:: Given data
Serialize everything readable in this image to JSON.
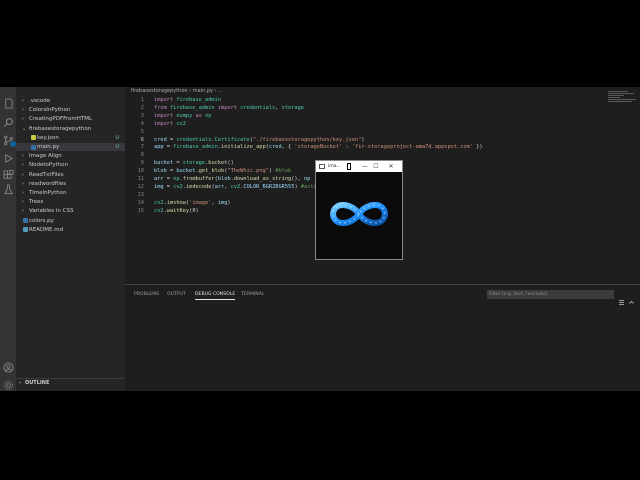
{
  "explorer": {
    "items": [
      {
        "label": ".vscode",
        "chevron": "›",
        "type": "folder"
      },
      {
        "label": "ColorsInPython",
        "chevron": "›",
        "type": "folder"
      },
      {
        "label": "CreatingPDFFromHTML",
        "chevron": "›",
        "type": "folder"
      },
      {
        "label": "firebasestoragepython",
        "chevron": "⌄",
        "type": "folder-open"
      },
      {
        "label": "key.json",
        "chevron": "",
        "type": "json",
        "status": "U"
      },
      {
        "label": "main.py",
        "chevron": "",
        "type": "py",
        "status": "U"
      },
      {
        "label": "Image Align",
        "chevron": "›",
        "type": "folder"
      },
      {
        "label": "NodetoPython",
        "chevron": "›",
        "type": "folder"
      },
      {
        "label": "ReadTxtFiles",
        "chevron": "›",
        "type": "folder"
      },
      {
        "label": "readwordfiles",
        "chevron": "›",
        "type": "folder"
      },
      {
        "label": "TimeInPython",
        "chevron": "›",
        "type": "folder"
      },
      {
        "label": "Trees",
        "chevron": "›",
        "type": "folder"
      },
      {
        "label": "Variables in CSS",
        "chevron": "›",
        "type": "folder"
      },
      {
        "label": "colors.py",
        "chevron": "",
        "type": "py"
      },
      {
        "label": "README.md",
        "chevron": "",
        "type": "md"
      }
    ],
    "outline_label": "OUTLINE"
  },
  "editor": {
    "breadcrumb": "firebasestoragepython › main.py › ...",
    "lines": [
      {
        "n": "1",
        "tokens": [
          [
            "kw",
            "import"
          ],
          [
            "plain",
            " "
          ],
          [
            "mod",
            "firebase_admin"
          ]
        ]
      },
      {
        "n": "2",
        "tokens": [
          [
            "kw",
            "from"
          ],
          [
            "plain",
            " "
          ],
          [
            "mod",
            "firebase_admin"
          ],
          [
            "plain",
            " "
          ],
          [
            "kw",
            "import"
          ],
          [
            "plain",
            " "
          ],
          [
            "mod",
            "credentials"
          ],
          [
            "plain",
            ", "
          ],
          [
            "mod",
            "storage"
          ]
        ]
      },
      {
        "n": "3",
        "tokens": [
          [
            "kw",
            "import"
          ],
          [
            "plain",
            " "
          ],
          [
            "mod",
            "numpy"
          ],
          [
            "plain",
            " "
          ],
          [
            "kw",
            "as"
          ],
          [
            "plain",
            " "
          ],
          [
            "mod",
            "np"
          ]
        ]
      },
      {
        "n": "4",
        "tokens": [
          [
            "kw",
            "import"
          ],
          [
            "plain",
            " "
          ],
          [
            "mod",
            "cv2"
          ]
        ]
      },
      {
        "n": "5",
        "tokens": []
      },
      {
        "n": "6",
        "tokens": [
          [
            "ident",
            "cred"
          ],
          [
            "plain",
            " = "
          ],
          [
            "mod",
            "credentials"
          ],
          [
            "plain",
            "."
          ],
          [
            "mod",
            "Certificate"
          ],
          [
            "plain",
            "("
          ],
          [
            "str",
            "\"./firebasestoragepython/key.json\""
          ],
          [
            "plain",
            ")"
          ]
        ]
      },
      {
        "n": "7",
        "tokens": [
          [
            "ident",
            "app"
          ],
          [
            "plain",
            " = "
          ],
          [
            "mod",
            "firebase_admin"
          ],
          [
            "plain",
            "."
          ],
          [
            "fn",
            "initialize_app"
          ],
          [
            "plain",
            "("
          ],
          [
            "ident",
            "cred"
          ],
          [
            "plain",
            ", { "
          ],
          [
            "str",
            "'storageBucket'"
          ],
          [
            "plain",
            " : "
          ],
          [
            "str",
            "'fir-storageproject-ama7d.appspot.com'"
          ],
          [
            "plain",
            " })"
          ]
        ]
      },
      {
        "n": "8",
        "tokens": []
      },
      {
        "n": "9",
        "tokens": [
          [
            "ident",
            "bucket"
          ],
          [
            "plain",
            " = "
          ],
          [
            "mod",
            "storage"
          ],
          [
            "plain",
            "."
          ],
          [
            "fn",
            "bucket"
          ],
          [
            "plain",
            "()"
          ]
        ]
      },
      {
        "n": "10",
        "tokens": [
          [
            "ident",
            "blob"
          ],
          [
            "plain",
            " = "
          ],
          [
            "ident",
            "bucket"
          ],
          [
            "plain",
            "."
          ],
          [
            "fn",
            "get_blob"
          ],
          [
            "plain",
            "("
          ],
          [
            "str",
            "\"TheWhic.png\""
          ],
          [
            "plain",
            ") "
          ],
          [
            "cmt",
            "#blob"
          ]
        ]
      },
      {
        "n": "11",
        "tokens": [
          [
            "ident",
            "arr"
          ],
          [
            "plain",
            " = "
          ],
          [
            "mod",
            "np"
          ],
          [
            "plain",
            "."
          ],
          [
            "fn",
            "frombuffer"
          ],
          [
            "plain",
            "("
          ],
          [
            "ident",
            "blob"
          ],
          [
            "plain",
            "."
          ],
          [
            "fn",
            "download_as_string"
          ],
          [
            "plain",
            "(), "
          ],
          [
            "ident",
            "np"
          ]
        ]
      },
      {
        "n": "12",
        "tokens": [
          [
            "ident",
            "img"
          ],
          [
            "plain",
            " = "
          ],
          [
            "mod",
            "cv2"
          ],
          [
            "plain",
            "."
          ],
          [
            "fn",
            "imdecode"
          ],
          [
            "plain",
            "("
          ],
          [
            "ident",
            "arr"
          ],
          [
            "plain",
            ", "
          ],
          [
            "mod",
            "cv2"
          ],
          [
            "plain",
            "."
          ],
          [
            "ident",
            "COLOR_BGR2BGR555"
          ],
          [
            "plain",
            ") "
          ],
          [
            "cmt",
            "#actu"
          ]
        ]
      },
      {
        "n": "13",
        "tokens": []
      },
      {
        "n": "14",
        "tokens": [
          [
            "mod",
            "cv2"
          ],
          [
            "plain",
            "."
          ],
          [
            "fn",
            "imshow"
          ],
          [
            "plain",
            "("
          ],
          [
            "str",
            "'image'"
          ],
          [
            "plain",
            ", "
          ],
          [
            "ident",
            "img"
          ],
          [
            "plain",
            ")"
          ]
        ]
      },
      {
        "n": "15",
        "tokens": [
          [
            "mod",
            "cv2"
          ],
          [
            "plain",
            "."
          ],
          [
            "fn",
            "waitKey"
          ],
          [
            "plain",
            "("
          ],
          [
            "plain",
            "0"
          ],
          [
            "plain",
            ")"
          ]
        ]
      }
    ]
  },
  "panel": {
    "tabs": [
      {
        "label": "PROBLEMS",
        "active": false
      },
      {
        "label": "OUTPUT",
        "active": false
      },
      {
        "label": "DEBUG CONSOLE",
        "active": true
      },
      {
        "label": "TERMINAL",
        "active": false
      }
    ],
    "filter_placeholder": "Filter (e.g. text, !exclude)"
  },
  "image_window": {
    "title": "ima...",
    "minimize": "—",
    "maximize": "☐",
    "close": "✕",
    "content_icon": "infinity-logo-icon"
  },
  "colors": {
    "accent": "#0e639c",
    "infinity_blue": "#1e90ff"
  }
}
::::
Leave out the pictures and copy every record above exactly.

[Answer in full]:
Serialize everything readable in this image to JSON.
{
  "explorer": {
    "items": [
      {
        "label": ".vscode",
        "chevron": "›",
        "type": "folder"
      },
      {
        "label": "ColorsInPython",
        "chevron": "›",
        "type": "folder"
      },
      {
        "label": "CreatingPDFFromHTML",
        "chevron": "›",
        "type": "folder"
      },
      {
        "label": "firebasestoragepython",
        "chevron": "⌄",
        "type": "folder-open"
      },
      {
        "label": "key.json",
        "chevron": "",
        "type": "json",
        "status": "U"
      },
      {
        "label": "main.py",
        "chevron": "",
        "type": "py",
        "status": "U"
      },
      {
        "label": "Image Align",
        "chevron": "›",
        "type": "folder"
      },
      {
        "label": "NodetoPython",
        "chevron": "›",
        "type": "folder"
      },
      {
        "label": "ReadTxtFiles",
        "chevron": "›",
        "type": "folder"
      },
      {
        "label": "readwordfiles",
        "chevron": "›",
        "type": "folder"
      },
      {
        "label": "TimeInPython",
        "chevron": "›",
        "type": "folder"
      },
      {
        "label": "Trees",
        "chevron": "›",
        "type": "folder"
      },
      {
        "label": "Variables in CSS",
        "chevron": "›",
        "type": "folder"
      },
      {
        "label": "colors.py",
        "chevron": "",
        "type": "py"
      },
      {
        "label": "README.md",
        "chevron": "",
        "type": "md"
      }
    ],
    "outline_label": "OUTLINE"
  },
  "editor": {
    "breadcrumb": "firebasestoragepython › main.py › ...",
    "lines": [
      {
        "n": "1",
        "tokens": [
          [
            "kw",
            "import"
          ],
          [
            "plain",
            " "
          ],
          [
            "mod",
            "firebase_admin"
          ]
        ]
      },
      {
        "n": "2",
        "tokens": [
          [
            "kw",
            "from"
          ],
          [
            "plain",
            " "
          ],
          [
            "mod",
            "firebase_admin"
          ],
          [
            "plain",
            " "
          ],
          [
            "kw",
            "import"
          ],
          [
            "plain",
            " "
          ],
          [
            "mod",
            "credentials"
          ],
          [
            "plain",
            ", "
          ],
          [
            "mod",
            "storage"
          ]
        ]
      },
      {
        "n": "3",
        "tokens": [
          [
            "kw",
            "import"
          ],
          [
            "plain",
            " "
          ],
          [
            "mod",
            "numpy"
          ],
          [
            "plain",
            " "
          ],
          [
            "kw",
            "as"
          ],
          [
            "plain",
            " "
          ],
          [
            "mod",
            "np"
          ]
        ]
      },
      {
        "n": "4",
        "tokens": [
          [
            "kw",
            "import"
          ],
          [
            "plain",
            " "
          ],
          [
            "mod",
            "cv2"
          ]
        ]
      },
      {
        "n": "5",
        "tokens": []
      },
      {
        "n": "6",
        "tokens": [
          [
            "ident",
            "cred"
          ],
          [
            "plain",
            " = "
          ],
          [
            "mod",
            "credentials"
          ],
          [
            "plain",
            "."
          ],
          [
            "mod",
            "Certificate"
          ],
          [
            "plain",
            "("
          ],
          [
            "str",
            "\"./firebasestoragepython/key.json\""
          ],
          [
            "plain",
            ")"
          ]
        ]
      },
      {
        "n": "7",
        "tokens": [
          [
            "ident",
            "app"
          ],
          [
            "plain",
            " = "
          ],
          [
            "mod",
            "firebase_admin"
          ],
          [
            "plain",
            "."
          ],
          [
            "fn",
            "initialize_app"
          ],
          [
            "plain",
            "("
          ],
          [
            "ident",
            "cred"
          ],
          [
            "plain",
            ", { "
          ],
          [
            "str",
            "'storageBucket'"
          ],
          [
            "plain",
            " : "
          ],
          [
            "str",
            "'fir-storageproject-ama7d.appspot.com'"
          ],
          [
            "plain",
            " })"
          ]
        ]
      },
      {
        "n": "8",
        "tokens": []
      },
      {
        "n": "9",
        "tokens": [
          [
            "ident",
            "bucket"
          ],
          [
            "plain",
            " = "
          ],
          [
            "mod",
            "storage"
          ],
          [
            "plain",
            "."
          ],
          [
            "fn",
            "bucket"
          ],
          [
            "plain",
            "()"
          ]
        ]
      },
      {
        "n": "10",
        "tokens": [
          [
            "ident",
            "blob"
          ],
          [
            "plain",
            " = "
          ],
          [
            "ident",
            "bucket"
          ],
          [
            "plain",
            "."
          ],
          [
            "fn",
            "get_blob"
          ],
          [
            "plain",
            "("
          ],
          [
            "str",
            "\"TheWhic.png\""
          ],
          [
            "plain",
            ") "
          ],
          [
            "cmt",
            "#blob"
          ]
        ]
      },
      {
        "n": "11",
        "tokens": [
          [
            "ident",
            "arr"
          ],
          [
            "plain",
            " = "
          ],
          [
            "mod",
            "np"
          ],
          [
            "plain",
            "."
          ],
          [
            "fn",
            "frombuffer"
          ],
          [
            "plain",
            "("
          ],
          [
            "ident",
            "blob"
          ],
          [
            "plain",
            "."
          ],
          [
            "fn",
            "download_as_string"
          ],
          [
            "plain",
            "(), "
          ],
          [
            "ident",
            "np"
          ]
        ]
      },
      {
        "n": "12",
        "tokens": [
          [
            "ident",
            "img"
          ],
          [
            "plain",
            " = "
          ],
          [
            "mod",
            "cv2"
          ],
          [
            "plain",
            "."
          ],
          [
            "fn",
            "imdecode"
          ],
          [
            "plain",
            "("
          ],
          [
            "ident",
            "arr"
          ],
          [
            "plain",
            ", "
          ],
          [
            "mod",
            "cv2"
          ],
          [
            "plain",
            "."
          ],
          [
            "ident",
            "COLOR_BGR2BGR555"
          ],
          [
            "plain",
            ") "
          ],
          [
            "cmt",
            "#actu"
          ]
        ]
      },
      {
        "n": "13",
        "tokens": []
      },
      {
        "n": "14",
        "tokens": [
          [
            "mod",
            "cv2"
          ],
          [
            "plain",
            "."
          ],
          [
            "fn",
            "imshow"
          ],
          [
            "plain",
            "("
          ],
          [
            "str",
            "'image'"
          ],
          [
            "plain",
            ", "
          ],
          [
            "ident",
            "img"
          ],
          [
            "plain",
            ")"
          ]
        ]
      },
      {
        "n": "15",
        "tokens": [
          [
            "mod",
            "cv2"
          ],
          [
            "plain",
            "."
          ],
          [
            "fn",
            "waitKey"
          ],
          [
            "plain",
            "("
          ],
          [
            "plain",
            "0"
          ],
          [
            "plain",
            ")"
          ]
        ]
      }
    ]
  },
  "panel": {
    "tabs": [
      {
        "label": "PROBLEMS",
        "active": false
      },
      {
        "label": "OUTPUT",
        "active": false
      },
      {
        "label": "DEBUG CONSOLE",
        "active": true
      },
      {
        "label": "TERMINAL",
        "active": false
      }
    ],
    "filter_placeholder": "Filter (e.g. text, !exclude)"
  },
  "image_window": {
    "title": "ima...",
    "minimize": "—",
    "maximize": "☐",
    "close": "✕",
    "content_icon": "infinity-logo-icon"
  },
  "colors": {
    "accent": "#0e639c",
    "infinity_blue": "#1e90ff"
  }
}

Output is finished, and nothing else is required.